Task data:
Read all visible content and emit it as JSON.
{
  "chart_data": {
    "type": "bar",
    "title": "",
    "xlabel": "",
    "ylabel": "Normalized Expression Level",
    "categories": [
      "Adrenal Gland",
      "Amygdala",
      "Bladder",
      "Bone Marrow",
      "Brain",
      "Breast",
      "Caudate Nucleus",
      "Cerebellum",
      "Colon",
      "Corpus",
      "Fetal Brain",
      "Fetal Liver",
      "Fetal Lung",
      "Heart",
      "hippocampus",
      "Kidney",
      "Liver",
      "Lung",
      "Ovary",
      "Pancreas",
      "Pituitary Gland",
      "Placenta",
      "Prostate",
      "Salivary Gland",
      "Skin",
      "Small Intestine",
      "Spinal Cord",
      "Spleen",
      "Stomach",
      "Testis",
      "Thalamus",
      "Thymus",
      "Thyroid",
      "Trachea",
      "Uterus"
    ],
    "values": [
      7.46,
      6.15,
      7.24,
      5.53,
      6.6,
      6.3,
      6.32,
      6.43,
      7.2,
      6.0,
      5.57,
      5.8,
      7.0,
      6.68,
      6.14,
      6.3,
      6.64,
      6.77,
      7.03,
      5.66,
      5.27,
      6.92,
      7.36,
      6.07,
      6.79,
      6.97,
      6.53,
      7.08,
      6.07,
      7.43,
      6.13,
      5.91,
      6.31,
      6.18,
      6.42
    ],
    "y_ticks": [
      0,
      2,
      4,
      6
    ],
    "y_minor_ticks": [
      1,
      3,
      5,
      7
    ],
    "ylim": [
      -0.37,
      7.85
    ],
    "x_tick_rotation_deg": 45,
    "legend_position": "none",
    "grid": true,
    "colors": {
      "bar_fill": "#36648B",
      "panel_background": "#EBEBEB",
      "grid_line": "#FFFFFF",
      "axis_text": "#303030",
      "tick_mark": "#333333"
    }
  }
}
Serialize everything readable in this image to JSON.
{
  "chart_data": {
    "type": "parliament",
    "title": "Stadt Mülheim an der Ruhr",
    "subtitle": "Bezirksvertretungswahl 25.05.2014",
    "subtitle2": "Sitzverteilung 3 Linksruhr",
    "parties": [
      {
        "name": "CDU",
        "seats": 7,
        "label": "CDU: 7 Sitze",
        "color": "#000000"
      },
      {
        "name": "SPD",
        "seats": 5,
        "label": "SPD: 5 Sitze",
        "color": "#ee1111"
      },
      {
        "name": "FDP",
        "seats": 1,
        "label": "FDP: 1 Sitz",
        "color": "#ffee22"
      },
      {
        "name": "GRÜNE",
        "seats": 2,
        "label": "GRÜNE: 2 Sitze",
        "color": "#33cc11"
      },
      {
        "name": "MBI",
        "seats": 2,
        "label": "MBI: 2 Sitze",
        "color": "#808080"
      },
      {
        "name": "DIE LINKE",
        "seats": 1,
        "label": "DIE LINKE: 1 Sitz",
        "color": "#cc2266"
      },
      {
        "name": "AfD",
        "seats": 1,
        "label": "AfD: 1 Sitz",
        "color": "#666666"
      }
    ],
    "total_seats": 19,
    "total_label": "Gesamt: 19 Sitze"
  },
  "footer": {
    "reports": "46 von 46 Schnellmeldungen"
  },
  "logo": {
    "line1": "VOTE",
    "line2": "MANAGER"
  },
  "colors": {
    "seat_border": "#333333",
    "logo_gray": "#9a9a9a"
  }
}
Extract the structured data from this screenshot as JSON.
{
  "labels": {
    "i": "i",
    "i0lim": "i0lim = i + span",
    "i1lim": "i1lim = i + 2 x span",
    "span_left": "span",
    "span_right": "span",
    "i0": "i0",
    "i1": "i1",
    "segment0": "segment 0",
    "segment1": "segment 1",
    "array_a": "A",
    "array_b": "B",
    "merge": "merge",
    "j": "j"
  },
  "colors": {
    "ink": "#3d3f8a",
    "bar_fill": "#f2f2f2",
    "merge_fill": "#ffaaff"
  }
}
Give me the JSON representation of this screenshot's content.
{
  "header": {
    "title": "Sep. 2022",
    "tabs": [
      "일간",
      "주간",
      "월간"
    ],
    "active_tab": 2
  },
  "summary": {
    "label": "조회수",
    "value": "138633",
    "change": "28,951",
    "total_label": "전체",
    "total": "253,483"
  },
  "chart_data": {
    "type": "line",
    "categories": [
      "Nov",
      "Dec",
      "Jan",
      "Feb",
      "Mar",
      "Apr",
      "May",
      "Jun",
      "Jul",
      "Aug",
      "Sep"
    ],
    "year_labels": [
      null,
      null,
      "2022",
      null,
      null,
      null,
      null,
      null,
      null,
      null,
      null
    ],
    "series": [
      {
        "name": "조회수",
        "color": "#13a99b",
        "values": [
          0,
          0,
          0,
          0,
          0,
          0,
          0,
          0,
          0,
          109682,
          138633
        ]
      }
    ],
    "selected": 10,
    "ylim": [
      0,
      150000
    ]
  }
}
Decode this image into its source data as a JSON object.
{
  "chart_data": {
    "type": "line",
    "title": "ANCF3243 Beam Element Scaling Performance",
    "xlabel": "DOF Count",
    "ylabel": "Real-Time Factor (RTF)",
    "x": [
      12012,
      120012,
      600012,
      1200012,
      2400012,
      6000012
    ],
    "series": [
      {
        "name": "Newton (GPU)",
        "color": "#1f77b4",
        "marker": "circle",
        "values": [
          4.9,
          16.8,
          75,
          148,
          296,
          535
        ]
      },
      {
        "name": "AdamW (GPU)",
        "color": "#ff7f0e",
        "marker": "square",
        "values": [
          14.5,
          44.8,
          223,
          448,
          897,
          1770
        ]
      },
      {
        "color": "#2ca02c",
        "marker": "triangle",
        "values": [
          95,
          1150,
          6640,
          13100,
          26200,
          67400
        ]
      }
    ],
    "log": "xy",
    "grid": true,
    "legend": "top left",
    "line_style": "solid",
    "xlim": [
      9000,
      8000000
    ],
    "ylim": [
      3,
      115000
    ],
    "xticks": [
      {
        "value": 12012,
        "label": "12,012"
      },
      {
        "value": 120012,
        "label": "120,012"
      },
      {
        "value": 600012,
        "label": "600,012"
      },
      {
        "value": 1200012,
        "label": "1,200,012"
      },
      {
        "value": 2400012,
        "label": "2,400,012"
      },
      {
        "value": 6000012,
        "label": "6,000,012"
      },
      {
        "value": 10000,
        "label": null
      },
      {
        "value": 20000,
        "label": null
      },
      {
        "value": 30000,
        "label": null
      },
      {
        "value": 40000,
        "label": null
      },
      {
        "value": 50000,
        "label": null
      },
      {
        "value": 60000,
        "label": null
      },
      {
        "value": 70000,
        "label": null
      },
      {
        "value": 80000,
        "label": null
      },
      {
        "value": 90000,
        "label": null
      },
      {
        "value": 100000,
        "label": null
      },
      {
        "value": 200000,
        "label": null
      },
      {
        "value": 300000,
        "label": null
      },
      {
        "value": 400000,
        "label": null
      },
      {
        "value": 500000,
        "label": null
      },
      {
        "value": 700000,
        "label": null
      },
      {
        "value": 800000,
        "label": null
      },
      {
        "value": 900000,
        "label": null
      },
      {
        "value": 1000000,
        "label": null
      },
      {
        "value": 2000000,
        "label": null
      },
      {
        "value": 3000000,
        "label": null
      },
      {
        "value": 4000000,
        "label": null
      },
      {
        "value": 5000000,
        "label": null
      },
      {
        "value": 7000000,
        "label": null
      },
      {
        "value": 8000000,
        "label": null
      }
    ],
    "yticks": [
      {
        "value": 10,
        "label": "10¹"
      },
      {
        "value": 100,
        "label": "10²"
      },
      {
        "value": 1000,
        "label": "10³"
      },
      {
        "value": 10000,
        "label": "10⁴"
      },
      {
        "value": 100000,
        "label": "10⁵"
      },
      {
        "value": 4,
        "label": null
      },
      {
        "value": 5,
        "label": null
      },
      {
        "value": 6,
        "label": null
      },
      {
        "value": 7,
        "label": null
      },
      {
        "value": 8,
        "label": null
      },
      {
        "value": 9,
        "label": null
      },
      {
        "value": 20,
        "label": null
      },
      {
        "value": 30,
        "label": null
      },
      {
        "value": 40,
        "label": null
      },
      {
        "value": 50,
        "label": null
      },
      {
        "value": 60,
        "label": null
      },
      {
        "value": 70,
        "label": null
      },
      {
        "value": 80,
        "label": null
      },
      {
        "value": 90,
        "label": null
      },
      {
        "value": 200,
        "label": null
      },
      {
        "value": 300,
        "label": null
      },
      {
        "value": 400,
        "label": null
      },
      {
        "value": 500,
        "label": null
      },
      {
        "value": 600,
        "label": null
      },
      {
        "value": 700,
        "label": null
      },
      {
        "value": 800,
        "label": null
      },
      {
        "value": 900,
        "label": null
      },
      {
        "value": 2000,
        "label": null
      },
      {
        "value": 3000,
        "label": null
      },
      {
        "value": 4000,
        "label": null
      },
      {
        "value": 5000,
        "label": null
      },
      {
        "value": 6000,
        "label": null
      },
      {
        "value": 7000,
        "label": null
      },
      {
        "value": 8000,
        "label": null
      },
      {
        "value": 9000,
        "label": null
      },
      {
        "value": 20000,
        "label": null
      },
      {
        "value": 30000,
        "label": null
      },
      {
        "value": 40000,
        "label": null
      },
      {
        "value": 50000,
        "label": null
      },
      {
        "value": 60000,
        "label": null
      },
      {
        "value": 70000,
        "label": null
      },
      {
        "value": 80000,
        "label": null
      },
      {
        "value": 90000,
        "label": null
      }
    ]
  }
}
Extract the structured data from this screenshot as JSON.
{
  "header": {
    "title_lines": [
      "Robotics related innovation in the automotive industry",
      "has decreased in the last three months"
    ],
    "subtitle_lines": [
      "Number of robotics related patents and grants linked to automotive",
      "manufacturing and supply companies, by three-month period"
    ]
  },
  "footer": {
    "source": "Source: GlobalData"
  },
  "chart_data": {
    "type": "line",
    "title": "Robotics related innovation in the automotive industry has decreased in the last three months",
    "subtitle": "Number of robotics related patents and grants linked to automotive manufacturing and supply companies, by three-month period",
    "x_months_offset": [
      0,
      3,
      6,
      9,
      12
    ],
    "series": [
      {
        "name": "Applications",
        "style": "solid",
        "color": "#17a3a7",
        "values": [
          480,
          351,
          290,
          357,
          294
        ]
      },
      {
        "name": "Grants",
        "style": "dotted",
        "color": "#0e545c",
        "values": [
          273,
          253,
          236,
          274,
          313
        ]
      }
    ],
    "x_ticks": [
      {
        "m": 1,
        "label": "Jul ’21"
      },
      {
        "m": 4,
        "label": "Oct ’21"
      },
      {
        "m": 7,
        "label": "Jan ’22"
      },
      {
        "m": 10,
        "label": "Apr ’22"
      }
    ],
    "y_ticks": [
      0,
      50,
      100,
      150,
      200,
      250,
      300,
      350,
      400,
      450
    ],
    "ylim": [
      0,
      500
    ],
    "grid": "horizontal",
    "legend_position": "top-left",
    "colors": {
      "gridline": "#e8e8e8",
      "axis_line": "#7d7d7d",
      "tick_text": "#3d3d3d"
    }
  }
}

Brief: Each line with the string "marker" in it needs to be found and copied.

Solved problem:
        "marker": "circle",
        "marker": "square",
        "marker": "triangle",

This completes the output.